(PARTS OF THE EXERCISE):
[1] In the forum thread on the Fluke stray voltage eliminator, how much did the first poster pay for the device?
[2] Write the next part of the forum thread on the Fluke stray voltage eliminator, starting after its final line.
═══ PASSAGE ═══
# Fluke Stray Voltage Eliminator



## ilikepez (Mar 24, 2011)

Got this guy in the mail yesterday, thought I'd post a quick review. This little guy cost me $40 and I bought it because I was tired of using my high impedance Fluke 87v with the control projects we have been doing at school and getting ghost voltages. Its basically a 3k ohm resistor that goes in parallel with the 10 M ohm resistor used for testing normally. It adds a small load to the circuit basically doing the same thing as the Lo-Z function of other Fluke meters. 

Its CAT III 1000v/CAT IV 600v rated. It doesn't have any special plug or anything like that so it should work on any multimeter input jacks with the same width between them. 

If you don't have a low pass filter it should help to clean up a noisy signal too.


----------



## HARRY304E (Sep 15, 2010)

ilikepez said:


> Got this guy in the mail yesterday, thought I'd post a quick review. This little guy cost me $40 and I bought it because I was tired of using my high impedance Fluke 87v with the control projects we have been doing at school and getting ghost voltages. Its basically a 3k ohm resistor that goes in parallel with the 10 M ohm resistor used for testing normally. It adds a small load to the circuit basically doing the same thing as the Lo-Z function of other Fluke meters.
> 
> Its CAT III 1000v/CAT IV 600v rated. It doesn't have any special plug or anything like that so it should work on any multimeter input jacks with the same width between them.
> 
> If you don't have a low pass filter it should help to clean up a noisy signal too.


You would think that they would make all their meters with the low Z feature.

I think it would be worth the few extra bucks it would cost...


----------



## TOOL_5150 (Aug 27, 2007)

HARRY304E said:


> You would think that they would make all their meters with the low Z feature.
> 
> I think it would be worth the few extra bucks it would cost...


I have one of those things too.. and i agree.


----------



## 76nemo (Aug 13, 2008)

.......and it wouldn't help at all looking at the output of an VFD. LowZ and the low bandpass feature are an entirely different design.


----------



## HARRY304E (Sep 15, 2010)

76nemo said:


> .......and it wouldn't help at all looking at the output of an VFD. LowZ and the low bandpass feature are an entirely different design.


It would be good if they all had that feature..:thumbsup:


----------



## 76nemo (Aug 13, 2008)

HARRY304E said:


> It would be good if they all had that feature..:thumbsup:


The 289 does. If they all had that feature, 90% of tech's would go with another meter with a much lower price tag


----------



## diy_guy (May 13, 2014)

*This seems like a great product, but to amazon it north of the border it would cost +*

a diy project but dont know where to start. Diagrams help.


----------



## diy_guy (May 13, 2014)

ilikepez said:


> Got this guy in the mail yesterday, thought I'd post a quick review. This little guy cost me $40 and I bought it because I was tired of using my high impedance Fluke 87v with the control projects we have been doing at school and getting ghost voltages. Its basically a 3k ohm resistor that goes in parallel with the 10 M ohm resistor used for testing normally. It adds a small load to the circuit basically doing the same thing as the Lo-Z function of other Fluke meters.
═══ RECORDED DATA ═══
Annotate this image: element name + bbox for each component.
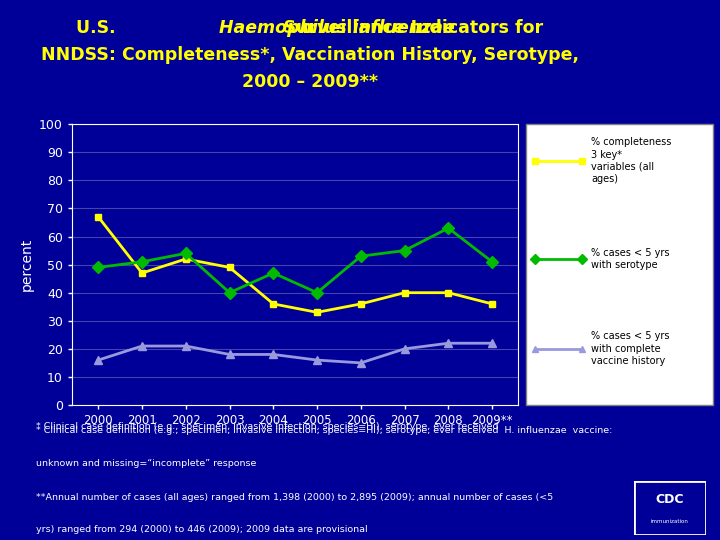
Text: % cases < 5 yrs
with serotype: % cases < 5 yrs with serotype (591, 248, 670, 270)
Text: 2000 – 2009**: 2000 – 2009** (241, 73, 378, 91)
Text: unknown and missing=“incomplete” response: unknown and missing=“incomplete” respons… (36, 459, 256, 468)
Text: * Clinical case definition (e.g., specimen, invasive infection, species=Hi), ser: * Clinical case definition (e.g., specim… (36, 422, 502, 431)
Text: * Clinical case definition (e.g., specimen, invasive infection, species=Hi), ser: * Clinical case definition (e.g., specim… (36, 422, 606, 431)
Text: yrs) ranged from 294 (2000) to 446 (2009); 2009 data are provisional: yrs) ranged from 294 (2000) to 446 (2009… (36, 525, 368, 534)
Text: NNDSS: Completeness*, Vaccination History, Serotype,: NNDSS: Completeness*, Vaccination Histor… (40, 46, 579, 64)
FancyBboxPatch shape (526, 124, 713, 405)
Text: % cases < 5 yrs
with complete
vaccine history: % cases < 5 yrs with complete vaccine hi… (591, 332, 670, 366)
Text: Haemophilus influenzae: Haemophilus influenzae (165, 19, 454, 37)
Text: immunization: immunization (651, 518, 688, 524)
Text: CDC: CDC (655, 493, 684, 506)
Text: U.S.                            Surveillance Indicators for: U.S. Surveillance Indicators for (76, 19, 543, 37)
Text: * Clinical case definition (e.g., specimen, invasive infection, species=Hi), ser: * Clinical case definition (e.g., specim… (36, 426, 613, 435)
Y-axis label: percent: percent (19, 238, 34, 291)
Text: **Annual number of cases (all ages) ranged from 1,398 (2000) to 2,895 (2009); an: **Annual number of cases (all ages) rang… (36, 493, 553, 502)
Text: % completeness
3 key*
variables (all
ages): % completeness 3 key* variables (all age… (591, 137, 672, 184)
═══
(OUTPUTS IN ORDER):
[1] $40

[2]
> 
> Its CAT III 1000v/CAT IV 600v rated. It doesn't have any special plug or anything like that so it should work on any multimeter input jacks with the same width between them.
> 
> If you don't have a low pass filter it should help to clean up a noisy signal too.


Diagrams help.


----------



## MDShunk (Jan 7, 2007)

I can't, in good conscience, recommend this method, but _rumor has it_ (first hand experience?) that if you put your finger on one of the meter probes as you're taking the measurement, the ghost voltage is eliminated by making your body part of the circuit.


----------



## KDC (Oct 19, 2012)

We tried to order some of them for work about a year back, turns out they're not approved by any canadian agency, and can't be brought in by the wholesalers.

Now, the whole amusing part of this, is that the guy who was convinced we needed them, and it was the solution to all his problems, had a Fluke with the Low-Z function, he just didn't know what it did.


----------



## Voltage Hazard (Aug 10, 2009)

KDC said:


> We tried to order some of them for work about a year back, turns out they're not approved by any canadian agency, and can't be brought in by the wholesalers.


Seriously?

Does that mean meters with Lo Z are also not approved for use? You shouldn't be able to ban one, without the other........


----------



## 480sparky (Sep 20, 2007)




----------



## The_Modifier (Oct 24, 2009)

3 years to boot! Eh 480? :laughing:


----------



## Wirenuting (Sep 12, 2010)

MDShunk said:


> I can't, in good conscience, recommend this method, but rumor has it (first hand experience?) that if you put your finger on one of the meter probes as you're taking the measurement, the ghost voltage is eliminated by making your body part of the circuit.


I would never recommend this method either.
But it sure did work well back in the old days when electricity was safer.


----------



## KDC (Oct 19, 2012)

Voltage Hazard said:


> Seriously?
> 
> Does that mean meters with Lo Z are also not approved for use? You shouldn't be able to ban one, without the other........


It's not a case of how they're built or work. Fluke just hasn't paid to get it stamped by a canadian approval agency.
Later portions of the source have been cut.